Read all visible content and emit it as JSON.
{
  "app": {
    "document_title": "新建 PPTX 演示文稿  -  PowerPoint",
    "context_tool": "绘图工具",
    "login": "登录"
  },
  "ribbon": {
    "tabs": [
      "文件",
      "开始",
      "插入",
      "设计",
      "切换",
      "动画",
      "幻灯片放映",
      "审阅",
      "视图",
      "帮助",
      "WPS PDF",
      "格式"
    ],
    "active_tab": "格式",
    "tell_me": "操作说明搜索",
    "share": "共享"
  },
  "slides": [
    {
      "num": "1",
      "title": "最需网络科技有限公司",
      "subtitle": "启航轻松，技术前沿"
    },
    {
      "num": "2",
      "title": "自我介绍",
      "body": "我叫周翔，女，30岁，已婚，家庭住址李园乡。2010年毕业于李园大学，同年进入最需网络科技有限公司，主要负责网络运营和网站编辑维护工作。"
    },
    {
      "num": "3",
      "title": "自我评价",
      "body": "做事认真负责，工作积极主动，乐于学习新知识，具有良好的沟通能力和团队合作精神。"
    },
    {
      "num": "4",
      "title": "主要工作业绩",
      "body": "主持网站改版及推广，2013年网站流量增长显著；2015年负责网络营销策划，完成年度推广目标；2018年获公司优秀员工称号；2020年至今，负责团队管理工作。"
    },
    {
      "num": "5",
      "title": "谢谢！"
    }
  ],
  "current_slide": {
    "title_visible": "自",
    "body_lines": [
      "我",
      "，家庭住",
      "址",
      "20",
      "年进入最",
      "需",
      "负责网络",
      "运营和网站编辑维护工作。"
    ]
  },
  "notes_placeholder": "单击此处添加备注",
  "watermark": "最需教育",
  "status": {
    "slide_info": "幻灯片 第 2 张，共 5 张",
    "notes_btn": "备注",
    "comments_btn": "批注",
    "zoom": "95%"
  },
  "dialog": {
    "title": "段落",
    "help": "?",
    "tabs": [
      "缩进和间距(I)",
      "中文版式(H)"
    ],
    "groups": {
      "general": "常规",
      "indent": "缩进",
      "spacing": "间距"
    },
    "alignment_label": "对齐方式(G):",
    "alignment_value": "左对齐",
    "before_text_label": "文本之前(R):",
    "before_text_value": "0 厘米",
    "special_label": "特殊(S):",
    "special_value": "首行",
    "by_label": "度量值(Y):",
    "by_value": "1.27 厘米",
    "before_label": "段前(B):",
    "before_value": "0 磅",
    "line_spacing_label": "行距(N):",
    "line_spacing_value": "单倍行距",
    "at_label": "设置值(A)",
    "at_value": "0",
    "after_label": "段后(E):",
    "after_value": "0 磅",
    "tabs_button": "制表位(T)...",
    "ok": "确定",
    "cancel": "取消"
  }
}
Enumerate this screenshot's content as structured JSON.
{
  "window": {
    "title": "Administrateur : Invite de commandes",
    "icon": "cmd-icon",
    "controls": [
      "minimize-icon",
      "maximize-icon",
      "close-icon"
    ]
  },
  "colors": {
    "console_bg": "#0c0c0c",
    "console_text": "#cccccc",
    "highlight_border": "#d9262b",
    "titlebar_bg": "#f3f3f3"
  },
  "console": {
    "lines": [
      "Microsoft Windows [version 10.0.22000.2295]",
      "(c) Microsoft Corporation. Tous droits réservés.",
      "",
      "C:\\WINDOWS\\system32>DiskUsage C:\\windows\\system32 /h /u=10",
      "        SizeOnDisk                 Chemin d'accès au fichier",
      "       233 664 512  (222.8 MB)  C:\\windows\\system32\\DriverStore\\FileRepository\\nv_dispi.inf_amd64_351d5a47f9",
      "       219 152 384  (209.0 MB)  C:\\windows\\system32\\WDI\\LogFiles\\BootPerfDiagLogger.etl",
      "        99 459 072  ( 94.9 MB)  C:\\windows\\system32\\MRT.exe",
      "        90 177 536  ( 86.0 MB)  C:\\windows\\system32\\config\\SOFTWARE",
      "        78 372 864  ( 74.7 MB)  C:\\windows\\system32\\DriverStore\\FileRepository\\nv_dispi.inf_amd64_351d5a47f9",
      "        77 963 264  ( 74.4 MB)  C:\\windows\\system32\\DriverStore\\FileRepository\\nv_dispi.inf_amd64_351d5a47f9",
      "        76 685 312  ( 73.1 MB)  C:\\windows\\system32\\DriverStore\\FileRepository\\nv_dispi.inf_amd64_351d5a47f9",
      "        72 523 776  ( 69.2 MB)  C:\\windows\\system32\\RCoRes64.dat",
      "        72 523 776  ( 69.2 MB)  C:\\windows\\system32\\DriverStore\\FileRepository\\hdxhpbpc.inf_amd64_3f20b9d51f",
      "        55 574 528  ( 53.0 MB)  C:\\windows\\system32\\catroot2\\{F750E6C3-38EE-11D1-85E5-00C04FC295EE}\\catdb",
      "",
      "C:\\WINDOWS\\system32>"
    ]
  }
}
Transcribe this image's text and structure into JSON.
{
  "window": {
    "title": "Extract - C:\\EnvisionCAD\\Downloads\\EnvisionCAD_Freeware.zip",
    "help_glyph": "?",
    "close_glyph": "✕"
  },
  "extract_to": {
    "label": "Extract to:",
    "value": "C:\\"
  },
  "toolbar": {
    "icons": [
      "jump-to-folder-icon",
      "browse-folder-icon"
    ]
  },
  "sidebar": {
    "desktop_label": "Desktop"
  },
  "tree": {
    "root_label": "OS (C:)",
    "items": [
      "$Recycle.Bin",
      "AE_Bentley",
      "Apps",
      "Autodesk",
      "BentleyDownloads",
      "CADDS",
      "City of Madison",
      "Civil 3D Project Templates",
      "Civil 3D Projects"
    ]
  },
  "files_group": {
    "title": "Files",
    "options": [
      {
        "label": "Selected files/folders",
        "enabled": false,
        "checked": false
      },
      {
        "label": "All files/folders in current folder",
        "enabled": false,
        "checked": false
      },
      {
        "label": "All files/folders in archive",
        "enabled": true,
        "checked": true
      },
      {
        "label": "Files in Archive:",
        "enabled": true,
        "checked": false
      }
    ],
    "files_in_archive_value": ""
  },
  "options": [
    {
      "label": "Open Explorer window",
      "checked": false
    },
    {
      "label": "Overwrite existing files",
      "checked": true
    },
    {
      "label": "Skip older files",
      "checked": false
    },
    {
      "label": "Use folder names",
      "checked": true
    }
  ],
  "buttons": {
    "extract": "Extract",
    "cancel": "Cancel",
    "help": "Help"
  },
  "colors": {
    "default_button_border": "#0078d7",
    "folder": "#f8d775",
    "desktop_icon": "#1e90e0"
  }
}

● Written instruction
Give every line of the material again, exactly as it reads.

● Answer for this exercise
Read all visible content and emit it as JSON.
{
  "app": {
    "document_title": "新建 PPTX 演示文稿  -  PowerPoint",
    "context_tool": "绘图工具",
    "login": "登录"
  },
  "ribbon": {
    "tabs": [
      "文件",
      "开始",
      "插入",
      "设计",
      "切换",
      "动画",
      "幻灯片放映",
      "审阅",
      "视图",
      "帮助",
      "WPS PDF",
      "格式"
    ],
    "active_tab": "格式",
    "tell_me": "操作说明搜索",
    "share": "共享"
  },
  "slides": [
    {
      "num": "1",
      "title": "最需网络科技有限公司",
      "subtitle": "启航轻松，技术前沿"
    },
    {
      "num": "2",
      "title": "自我介绍",
      "body": "我叫周翔，女，30岁，已婚，家庭住址李园乡。2010年毕业于李园大学，同年进入最需网络科技有限公司，主要负责网络运营和网站编辑维护工作。"
    },
    {
      "num": "3",
      "title": "自我评价",
      "body": "做事认真负责，工作积极主动，乐于学习新知识，具有良好的沟通能力和团队合作精神。"
    },
    {
      "num": "4",
      "title": "主要工作业绩",
      "body": "主持网站改版及推广，2013年网站流量增长显著；2015年负责网络营销策划，完成年度推广目标；2018年获公司优秀员工称号；2020年至今，负责团队管理工作。"
    },
    {
      "num": "5",
      "title": "谢谢！"
    }
  ],
  "current_slide": {
    "title_visible": "自",
    "body_lines": [
      "我",
      "，家庭住",
      "址",
      "20",
      "年进入最",
      "需",
      "负责网络",
      "运营和网站编辑维护工作。"
    ]
  },
  "notes_placeholder": "单击此处添加备注",
  "watermark": "最需教育",
  "status": {
    "slide_info": "幻灯片 第 2 张，共 5 张",
    "notes_btn": "备注",
    "comments_btn": "批注",
    "zoom": "95%"
  },
  "dialog": {
    "title": "段落",
    "help": "?",
    "tabs": [
      "缩进和间距(I)",
      "中文版式(H)"
    ],
    "groups": {
      "general": "常规",
      "indent": "缩进",
      "spacing": "间距"
    },
    "alignment_label": "对齐方式(G):",
    "alignment_value": "左对齐",
    "before_text_label": "文本之前(R):",
    "before_text_value": "0 厘米",
    "special_label": "特殊(S):",
    "special_value": "首行",
    "by_label": "度量值(Y):",
    "by_value": "1.27 厘米",
    "before_label": "段前(B):",
    "before_value": "0 磅",
    "line_spacing_label": "行距(N):",
    "line_spacing_value": "单倍行距",
    "at_label": "设置值(A)",
    "at_value": "0",
    "after_label": "段后(E):",
    "after_value": "0 磅",
    "tabs_button": "制表位(T)...",
    "ok": "确定",
    "cancel": "取消"
  }
}
Enumerate this screenshot's content as structured JSON.
{
  "window": {
    "title": "Administrateur : Invite de commandes",
    "icon": "cmd-icon",
    "controls": [
      "minimize-icon",
      "maximize-icon",
      "close-icon"
    ]
  },
  "colors": {
    "console_bg": "#0c0c0c",
    "console_text": "#cccccc",
    "highlight_border": "#d9262b",
    "titlebar_bg": "#f3f3f3"
  },
  "console": {
    "lines": [
      "Microsoft Windows [version 10.0.22000.2295]",
      "(c) Microsoft Corporation. Tous droits réservés.",
      "",
      "C:\\WINDOWS\\system32>DiskUsage C:\\windows\\system32 /h /u=10",
      "        SizeOnDisk                 Chemin d'accès au fichier",
      "       233 664 512  (222.8 MB)  C:\\windows\\system32\\DriverStore\\FileRepository\\nv_dispi.inf_amd64_351d5a47f9",
      "       219 152 384  (209.0 MB)  C:\\windows\\system32\\WDI\\LogFiles\\BootPerfDiagLogger.etl",
      "        99 459 072  ( 94.9 MB)  C:\\windows\\system32\\MRT.exe",
      "        90 177 536  ( 86.0 MB)  C:\\windows\\system32\\config\\SOFTWARE",
      "        78 372 864  ( 74.7 MB)  C:\\windows\\system32\\DriverStore\\FileRepository\\nv_dispi.inf_amd64_351d5a47f9",
      "        77 963 264  ( 74.4 MB)  C:\\windows\\system32\\DriverStore\\FileRepository\\nv_dispi.inf_amd64_351d5a47f9",
      "        76 685 312  ( 73.1 MB)  C:\\windows\\system32\\DriverStore\\FileRepository\\nv_dispi.inf_amd64_351d5a47f9",
      "        72 523 776  ( 69.2 MB)  C:\\windows\\system32\\RCoRes64.dat",
      "        72 523 776  ( 69.2 MB)  C:\\windows\\system32\\DriverStore\\FileRepository\\hdxhpbpc.inf_amd64_3f20b9d51f",
      "        55 574 528  ( 53.0 MB)  C:\\windows\\system32\\catroot2\\{F750E6C3-38EE-11D1-85E5-00C04FC295EE}\\catdb",
      "",
      "C:\\WINDOWS\\system32>"
    ]
  }
}
Transcribe this image's text and structure into JSON.
{
  "window": {
    "title": "Extract - C:\\EnvisionCAD\\Downloads\\EnvisionCAD_Freeware.zip",
    "help_glyph": "?",
    "close_glyph": "✕"
  },
  "extract_to": {
    "label": "Extract to:",
    "value": "C:\\"
  },
  "toolbar": {
    "icons": [
      "jump-to-folder-icon",
      "browse-folder-icon"
    ]
  },
  "sidebar": {
    "desktop_label": "Desktop"
  },
  "tree": {
    "root_label": "OS (C:)",
    "items": [
      "$Recycle.Bin",
      "AE_Bentley",
      "Apps",
      "Autodesk",
      "BentleyDownloads",
      "CADDS",
      "City of Madison",
      "Civil 3D Project Templates",
      "Civil 3D Projects"
    ]
  },
  "files_group": {
    "title": "Files",
    "options": [
      {
        "label": "Selected files/folders",
        "enabled": false,
        "checked": false
      },
      {
        "label": "All files/folders in current folder",
        "enabled": false,
        "checked": false
      },
      {
        "label": "All files/folders in archive",
        "enabled": true,
        "checked": true
      },
      {
        "label": "Files in Archive:",
        "enabled": true,
        "checked": false
      }
    ],
    "files_in_archive_value": ""
  },
  "options": [
    {
      "label": "Open Explorer window",
      "checked": false
    },
    {
      "label": "Overwrite existing files",
      "checked": true
    },
    {
      "label": "Skip older files",
      "checked": false
    },
    {
      "label": "Use folder names",
      "checked": true
    }
  ],
  "buttons": {
    "extract": "Extract",
    "cancel": "Cancel",
    "help": "Help"
  },
  "colors": {
    "default_button_border": "#0078d7",
    "folder": "#f8d775",
    "desktop_icon": "#1e90e0"
  }
}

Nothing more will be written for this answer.